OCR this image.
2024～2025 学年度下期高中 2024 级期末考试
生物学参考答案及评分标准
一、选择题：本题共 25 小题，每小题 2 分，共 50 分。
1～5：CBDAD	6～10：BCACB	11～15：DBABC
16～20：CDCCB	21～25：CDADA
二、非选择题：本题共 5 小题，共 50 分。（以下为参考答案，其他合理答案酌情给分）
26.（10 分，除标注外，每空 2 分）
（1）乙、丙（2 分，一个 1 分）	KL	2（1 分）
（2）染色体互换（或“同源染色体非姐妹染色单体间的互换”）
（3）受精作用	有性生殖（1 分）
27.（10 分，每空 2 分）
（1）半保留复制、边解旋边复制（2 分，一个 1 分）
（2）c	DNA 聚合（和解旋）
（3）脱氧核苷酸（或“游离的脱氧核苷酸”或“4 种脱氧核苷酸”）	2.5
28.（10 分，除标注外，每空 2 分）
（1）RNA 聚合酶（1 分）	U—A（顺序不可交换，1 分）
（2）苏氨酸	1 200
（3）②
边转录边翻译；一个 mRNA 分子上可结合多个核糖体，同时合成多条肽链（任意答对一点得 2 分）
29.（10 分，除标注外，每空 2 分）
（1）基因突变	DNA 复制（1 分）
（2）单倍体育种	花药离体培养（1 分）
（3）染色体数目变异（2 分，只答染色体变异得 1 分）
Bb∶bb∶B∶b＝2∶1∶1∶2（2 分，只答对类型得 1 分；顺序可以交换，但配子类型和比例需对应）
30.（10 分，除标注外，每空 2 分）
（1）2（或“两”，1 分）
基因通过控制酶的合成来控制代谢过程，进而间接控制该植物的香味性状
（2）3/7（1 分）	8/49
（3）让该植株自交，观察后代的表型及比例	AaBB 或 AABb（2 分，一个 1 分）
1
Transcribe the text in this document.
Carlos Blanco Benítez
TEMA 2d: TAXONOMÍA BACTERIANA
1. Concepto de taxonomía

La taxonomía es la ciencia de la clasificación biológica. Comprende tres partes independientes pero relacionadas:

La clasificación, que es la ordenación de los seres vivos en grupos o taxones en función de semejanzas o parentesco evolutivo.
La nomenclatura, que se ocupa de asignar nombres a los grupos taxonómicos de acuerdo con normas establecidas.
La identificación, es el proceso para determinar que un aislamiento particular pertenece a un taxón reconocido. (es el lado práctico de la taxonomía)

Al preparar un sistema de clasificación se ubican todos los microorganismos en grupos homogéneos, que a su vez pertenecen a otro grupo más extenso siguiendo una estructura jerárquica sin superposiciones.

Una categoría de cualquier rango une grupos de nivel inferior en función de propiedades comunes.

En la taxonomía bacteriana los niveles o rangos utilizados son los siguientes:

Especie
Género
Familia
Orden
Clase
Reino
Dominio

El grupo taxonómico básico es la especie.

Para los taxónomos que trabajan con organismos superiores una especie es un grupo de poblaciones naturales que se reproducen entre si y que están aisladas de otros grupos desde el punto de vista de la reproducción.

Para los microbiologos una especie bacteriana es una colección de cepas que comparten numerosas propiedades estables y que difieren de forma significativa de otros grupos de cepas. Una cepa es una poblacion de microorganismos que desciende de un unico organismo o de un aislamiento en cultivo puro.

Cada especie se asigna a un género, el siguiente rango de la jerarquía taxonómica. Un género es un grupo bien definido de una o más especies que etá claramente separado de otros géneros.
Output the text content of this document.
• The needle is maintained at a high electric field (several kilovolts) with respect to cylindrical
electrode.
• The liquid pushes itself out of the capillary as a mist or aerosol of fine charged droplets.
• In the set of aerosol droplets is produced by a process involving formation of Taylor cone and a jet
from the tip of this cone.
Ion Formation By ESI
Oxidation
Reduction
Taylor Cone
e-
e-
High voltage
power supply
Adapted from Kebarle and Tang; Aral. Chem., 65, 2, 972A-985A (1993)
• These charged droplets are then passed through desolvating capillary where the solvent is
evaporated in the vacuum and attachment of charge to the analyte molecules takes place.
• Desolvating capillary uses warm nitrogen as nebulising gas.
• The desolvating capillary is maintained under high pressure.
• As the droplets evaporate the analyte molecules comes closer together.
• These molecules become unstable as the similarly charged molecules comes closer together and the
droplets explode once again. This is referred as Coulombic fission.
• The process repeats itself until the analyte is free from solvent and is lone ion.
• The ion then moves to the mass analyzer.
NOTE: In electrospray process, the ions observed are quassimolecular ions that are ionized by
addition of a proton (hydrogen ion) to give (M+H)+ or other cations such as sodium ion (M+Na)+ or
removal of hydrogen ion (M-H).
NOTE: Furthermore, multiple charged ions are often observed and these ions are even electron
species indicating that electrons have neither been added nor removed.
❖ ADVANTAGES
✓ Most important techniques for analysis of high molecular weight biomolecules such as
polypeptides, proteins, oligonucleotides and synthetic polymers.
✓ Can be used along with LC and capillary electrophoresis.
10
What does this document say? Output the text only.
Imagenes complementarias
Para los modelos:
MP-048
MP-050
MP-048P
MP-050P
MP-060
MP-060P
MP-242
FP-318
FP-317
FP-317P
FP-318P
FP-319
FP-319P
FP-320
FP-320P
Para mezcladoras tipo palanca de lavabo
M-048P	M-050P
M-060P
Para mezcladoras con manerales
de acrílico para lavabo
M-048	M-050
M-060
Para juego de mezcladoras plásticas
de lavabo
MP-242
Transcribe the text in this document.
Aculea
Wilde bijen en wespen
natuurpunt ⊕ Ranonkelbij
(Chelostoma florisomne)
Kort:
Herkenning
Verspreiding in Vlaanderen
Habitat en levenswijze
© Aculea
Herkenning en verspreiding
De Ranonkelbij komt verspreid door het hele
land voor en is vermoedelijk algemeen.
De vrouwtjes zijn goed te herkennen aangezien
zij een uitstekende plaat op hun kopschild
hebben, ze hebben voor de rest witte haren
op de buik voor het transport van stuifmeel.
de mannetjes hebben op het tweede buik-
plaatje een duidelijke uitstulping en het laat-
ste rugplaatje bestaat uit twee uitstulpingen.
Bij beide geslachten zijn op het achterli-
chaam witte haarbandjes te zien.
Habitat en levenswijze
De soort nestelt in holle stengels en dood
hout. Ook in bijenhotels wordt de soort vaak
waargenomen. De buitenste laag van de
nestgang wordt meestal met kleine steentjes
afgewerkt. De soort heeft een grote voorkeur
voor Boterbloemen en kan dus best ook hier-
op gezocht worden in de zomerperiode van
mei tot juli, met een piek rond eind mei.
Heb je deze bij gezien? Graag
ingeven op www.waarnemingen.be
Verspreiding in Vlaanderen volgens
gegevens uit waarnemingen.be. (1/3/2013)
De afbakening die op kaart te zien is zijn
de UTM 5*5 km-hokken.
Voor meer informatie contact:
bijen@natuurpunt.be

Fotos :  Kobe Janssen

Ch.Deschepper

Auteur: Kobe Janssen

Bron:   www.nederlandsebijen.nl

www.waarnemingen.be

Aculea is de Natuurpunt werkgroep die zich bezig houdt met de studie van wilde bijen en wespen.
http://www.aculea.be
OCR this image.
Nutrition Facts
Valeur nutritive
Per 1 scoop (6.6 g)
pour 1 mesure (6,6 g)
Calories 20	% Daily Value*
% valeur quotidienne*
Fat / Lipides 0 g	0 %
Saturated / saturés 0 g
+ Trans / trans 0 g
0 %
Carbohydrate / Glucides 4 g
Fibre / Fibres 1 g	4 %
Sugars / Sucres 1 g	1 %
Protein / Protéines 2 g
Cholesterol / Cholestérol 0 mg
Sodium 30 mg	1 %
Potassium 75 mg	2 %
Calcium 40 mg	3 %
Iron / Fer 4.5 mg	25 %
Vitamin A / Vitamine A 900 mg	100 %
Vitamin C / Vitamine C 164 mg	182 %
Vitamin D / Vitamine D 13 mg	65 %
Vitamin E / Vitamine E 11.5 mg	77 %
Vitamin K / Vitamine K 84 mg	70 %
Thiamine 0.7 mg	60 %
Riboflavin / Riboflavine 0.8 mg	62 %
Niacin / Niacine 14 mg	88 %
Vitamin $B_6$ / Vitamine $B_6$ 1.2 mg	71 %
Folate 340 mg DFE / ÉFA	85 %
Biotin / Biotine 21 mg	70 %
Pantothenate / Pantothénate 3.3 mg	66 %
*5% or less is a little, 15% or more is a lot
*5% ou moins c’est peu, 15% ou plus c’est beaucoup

-----

» **Exercise**
Filter the entries above and return only the lines holding "that".

» **Result**
NOTE: In electrospray process, the ions observed are quassimolecular ions that are ionized by
species indicating that electrons have neither been added nor removed.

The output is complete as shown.